━━ Dataset entries
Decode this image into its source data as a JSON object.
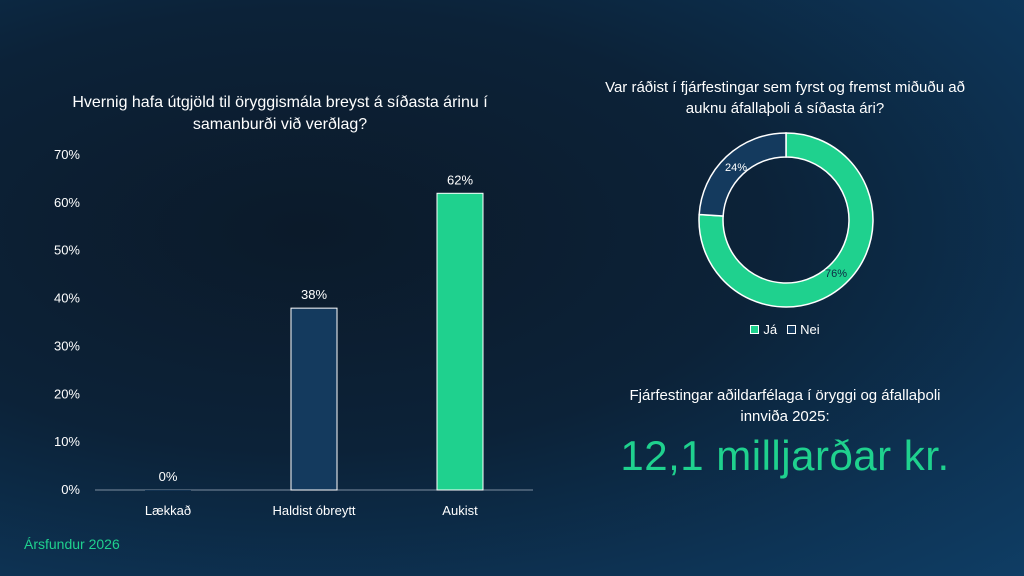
{
  "chart_data": [
    {
      "type": "bar",
      "title": "Hvernig hafa útgjöld til öryggismála breyst á síðasta árinu í samanburði við verðlag?",
      "categories": [
        "Lækkað",
        "Haldist óbreytt",
        "Aukist"
      ],
      "values": [
        0,
        38,
        62
      ],
      "value_labels": [
        "0%",
        "38%",
        "62%"
      ],
      "colors": [
        "#1a3f63",
        "#143a5e",
        "#1fd18e"
      ],
      "ylim": [
        0,
        70
      ],
      "yticks": [
        "0%",
        "10%",
        "20%",
        "30%",
        "40%",
        "50%",
        "60%",
        "70%"
      ],
      "grid": false
    },
    {
      "type": "pie",
      "donut": true,
      "title": "Var ráðist í fjárfestingar sem fyrst og fremst miðuðu að auknu áfallaþoli á síðasta ári?",
      "slices": [
        {
          "label": "Já",
          "value": 76,
          "value_label": "76%",
          "color": "#1fd18e"
        },
        {
          "label": "Nei",
          "value": 24,
          "value_label": "24%",
          "color": "#143a5e"
        }
      ],
      "legend": "bottom"
    }
  ],
  "investment": {
    "label": "Fjárfestingar aðildarfélaga í öryggi og áfallaþoli innviða 2025:",
    "value": "12,1 milljarðar kr."
  },
  "footer": "Ársfundur 2026"
}
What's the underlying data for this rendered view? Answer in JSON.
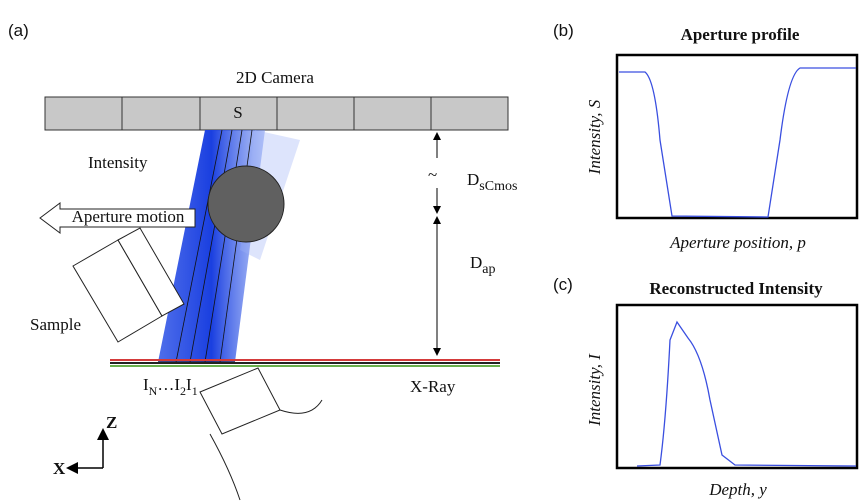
{
  "panel_a": {
    "label": "(a)",
    "camera": "2D Camera",
    "pixel": "S",
    "beam": "Intensity",
    "motion": "Aperture motion",
    "sample": "Sample",
    "xray": "X-Ray",
    "tilde": "~",
    "d_scmos": {
      "main": "D",
      "sub": "sCmos"
    },
    "d_ap": {
      "main": "D",
      "sub": "ap"
    },
    "intensities": [
      {
        "main": "I",
        "sub": "N"
      },
      {
        "main": "…I",
        "sub": "2"
      },
      {
        "main": "I",
        "sub": "1"
      }
    ],
    "axis_z": "Z",
    "axis_x": "X"
  },
  "panel_b": {
    "label": "(b)",
    "title": "Aperture profile",
    "y_label": "Intensity, S",
    "x_label": "Aperture position, p"
  },
  "panel_c": {
    "label": "(c)",
    "title": "Reconstructed Intensity",
    "y_label": "Intensity, I",
    "x_label": "Depth, y"
  }
}
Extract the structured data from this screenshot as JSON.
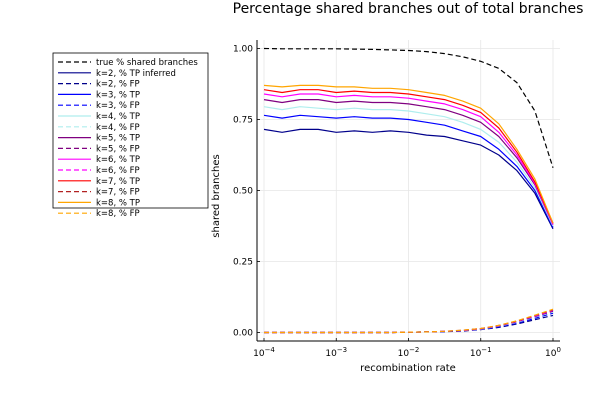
{
  "chart_data": {
    "type": "line",
    "title": "Percentage shared branches out of total branches",
    "xlabel": "recombination rate",
    "ylabel": "shared branches",
    "xscale": "log10",
    "xlim": [
      8e-05,
      1.25
    ],
    "ylim": [
      -0.03,
      1.03
    ],
    "x_ticks": [
      {
        "value": 0.0001,
        "label_base": "10",
        "label_exp": "−4"
      },
      {
        "value": 0.001,
        "label_base": "10",
        "label_exp": "−3"
      },
      {
        "value": 0.01,
        "label_base": "10",
        "label_exp": "−2"
      },
      {
        "value": 0.1,
        "label_base": "10",
        "label_exp": "−1"
      },
      {
        "value": 1,
        "label_base": "10",
        "label_exp": "0"
      }
    ],
    "y_ticks": [
      {
        "value": 0.0,
        "label": "0.00"
      },
      {
        "value": 0.25,
        "label": "0.25"
      },
      {
        "value": 0.5,
        "label": "0.50"
      },
      {
        "value": 0.75,
        "label": "0.75"
      },
      {
        "value": 1.0,
        "label": "1.00"
      }
    ],
    "grid": true,
    "legend_position": "outside-left",
    "x": [
      0.0001,
      0.000178,
      0.000316,
      0.000562,
      0.001,
      0.00178,
      0.00316,
      0.00562,
      0.01,
      0.0178,
      0.0316,
      0.0562,
      0.1,
      0.178,
      0.316,
      0.562,
      1.0
    ],
    "series": [
      {
        "name": "true % shared branches",
        "color": "#000000",
        "dash": "dashed",
        "values": [
          1.0,
          0.999,
          0.999,
          0.999,
          0.999,
          0.998,
          0.997,
          0.995,
          0.993,
          0.989,
          0.982,
          0.971,
          0.955,
          0.93,
          0.88,
          0.78,
          0.58
        ]
      },
      {
        "name": "k=2, % TP inferred",
        "color": "#00008B",
        "dash": "solid",
        "values": [
          0.715,
          0.705,
          0.715,
          0.715,
          0.705,
          0.71,
          0.705,
          0.71,
          0.705,
          0.695,
          0.69,
          0.675,
          0.66,
          0.625,
          0.57,
          0.49,
          0.365
        ]
      },
      {
        "name": "k=2, % FP",
        "color": "#00008B",
        "dash": "dashed",
        "values": [
          0.0,
          0.0,
          0.0,
          0.0,
          0.0,
          0.0,
          0.0,
          0.0,
          0.001,
          0.002,
          0.003,
          0.005,
          0.01,
          0.018,
          0.03,
          0.045,
          0.06
        ]
      },
      {
        "name": "k=3, % TP",
        "color": "#0000FF",
        "dash": "solid",
        "values": [
          0.765,
          0.755,
          0.765,
          0.76,
          0.755,
          0.76,
          0.755,
          0.755,
          0.75,
          0.74,
          0.73,
          0.71,
          0.69,
          0.645,
          0.585,
          0.5,
          0.37
        ]
      },
      {
        "name": "k=3, % FP",
        "color": "#0000FF",
        "dash": "dashed",
        "values": [
          0.0,
          0.0,
          0.0,
          0.0,
          0.0,
          0.0,
          0.0,
          0.0,
          0.001,
          0.002,
          0.003,
          0.006,
          0.011,
          0.02,
          0.033,
          0.05,
          0.068
        ]
      },
      {
        "name": "k=4, % TP",
        "color": "#AFEEEE",
        "dash": "solid",
        "values": [
          0.795,
          0.785,
          0.795,
          0.79,
          0.785,
          0.79,
          0.785,
          0.785,
          0.78,
          0.77,
          0.76,
          0.74,
          0.715,
          0.67,
          0.6,
          0.51,
          0.375
        ]
      },
      {
        "name": "k=4, % FP",
        "color": "#AFEEEE",
        "dash": "dashed",
        "values": [
          0.0,
          0.0,
          0.0,
          0.0,
          0.0,
          0.0,
          0.0,
          0.0,
          0.001,
          0.002,
          0.004,
          0.007,
          0.012,
          0.022,
          0.036,
          0.054,
          0.072
        ]
      },
      {
        "name": "k=5, % TP",
        "color": "#800080",
        "dash": "solid",
        "values": [
          0.82,
          0.81,
          0.82,
          0.82,
          0.81,
          0.815,
          0.81,
          0.81,
          0.805,
          0.795,
          0.785,
          0.765,
          0.74,
          0.69,
          0.615,
          0.52,
          0.38
        ]
      },
      {
        "name": "k=5, % FP",
        "color": "#800080",
        "dash": "dashed",
        "values": [
          0.0,
          0.0,
          0.0,
          0.0,
          0.0,
          0.0,
          0.0,
          0.0,
          0.001,
          0.002,
          0.004,
          0.007,
          0.013,
          0.023,
          0.038,
          0.056,
          0.075
        ]
      },
      {
        "name": "k=6, % TP",
        "color": "#FF00FF",
        "dash": "solid",
        "values": [
          0.84,
          0.83,
          0.84,
          0.84,
          0.83,
          0.835,
          0.83,
          0.83,
          0.825,
          0.815,
          0.805,
          0.785,
          0.76,
          0.705,
          0.625,
          0.525,
          0.38
        ]
      },
      {
        "name": "k=6, % FP",
        "color": "#FF00FF",
        "dash": "dashed",
        "values": [
          0.0,
          0.0,
          0.0,
          0.0,
          0.0,
          0.0,
          0.0,
          0.0,
          0.001,
          0.002,
          0.004,
          0.007,
          0.013,
          0.024,
          0.039,
          0.058,
          0.078
        ]
      },
      {
        "name": "k=7, % TP",
        "color": "#FF0000",
        "dash": "solid",
        "values": [
          0.855,
          0.845,
          0.855,
          0.855,
          0.845,
          0.85,
          0.845,
          0.845,
          0.84,
          0.83,
          0.82,
          0.8,
          0.775,
          0.72,
          0.635,
          0.53,
          0.385
        ]
      },
      {
        "name": "k=7, % FP",
        "color": "#B22222",
        "dash": "dashed",
        "values": [
          0.0,
          0.0,
          0.0,
          0.0,
          0.0,
          0.0,
          0.0,
          0.0,
          0.001,
          0.002,
          0.004,
          0.008,
          0.014,
          0.025,
          0.04,
          0.06,
          0.08
        ]
      },
      {
        "name": "k=8, % TP",
        "color": "#FFA500",
        "dash": "solid",
        "values": [
          0.87,
          0.865,
          0.87,
          0.87,
          0.865,
          0.865,
          0.86,
          0.86,
          0.855,
          0.845,
          0.835,
          0.815,
          0.79,
          0.735,
          0.645,
          0.54,
          0.385
        ]
      },
      {
        "name": "k=8, % FP",
        "color": "#FFA500",
        "dash": "dashed",
        "values": [
          0.0,
          0.0,
          0.0,
          0.0,
          0.0,
          0.0,
          0.0,
          0.0,
          0.001,
          0.002,
          0.004,
          0.008,
          0.014,
          0.025,
          0.041,
          0.061,
          0.082
        ]
      }
    ]
  }
}
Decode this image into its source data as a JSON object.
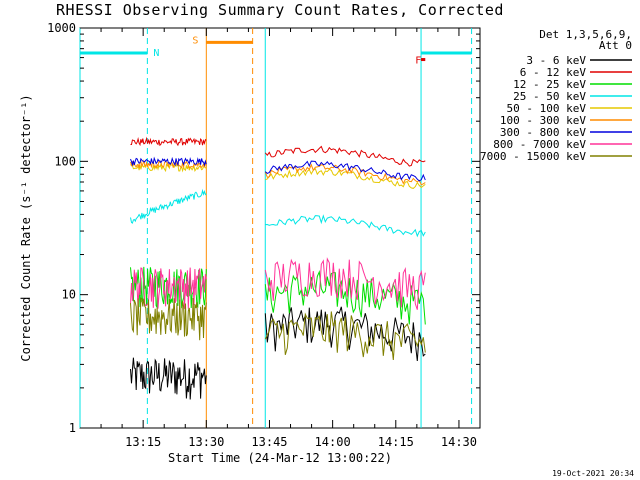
━━━━
Short exercise — Lines containing the word "JSON" must all be returned from the material above.

Task result —
Decode this image into its source data as a JSON object.
What's the underlying data for this rendered view? Answer in JSON.
Extract the structured data from this screenshot as JSON.
Decode this image into its source data as a JSON object.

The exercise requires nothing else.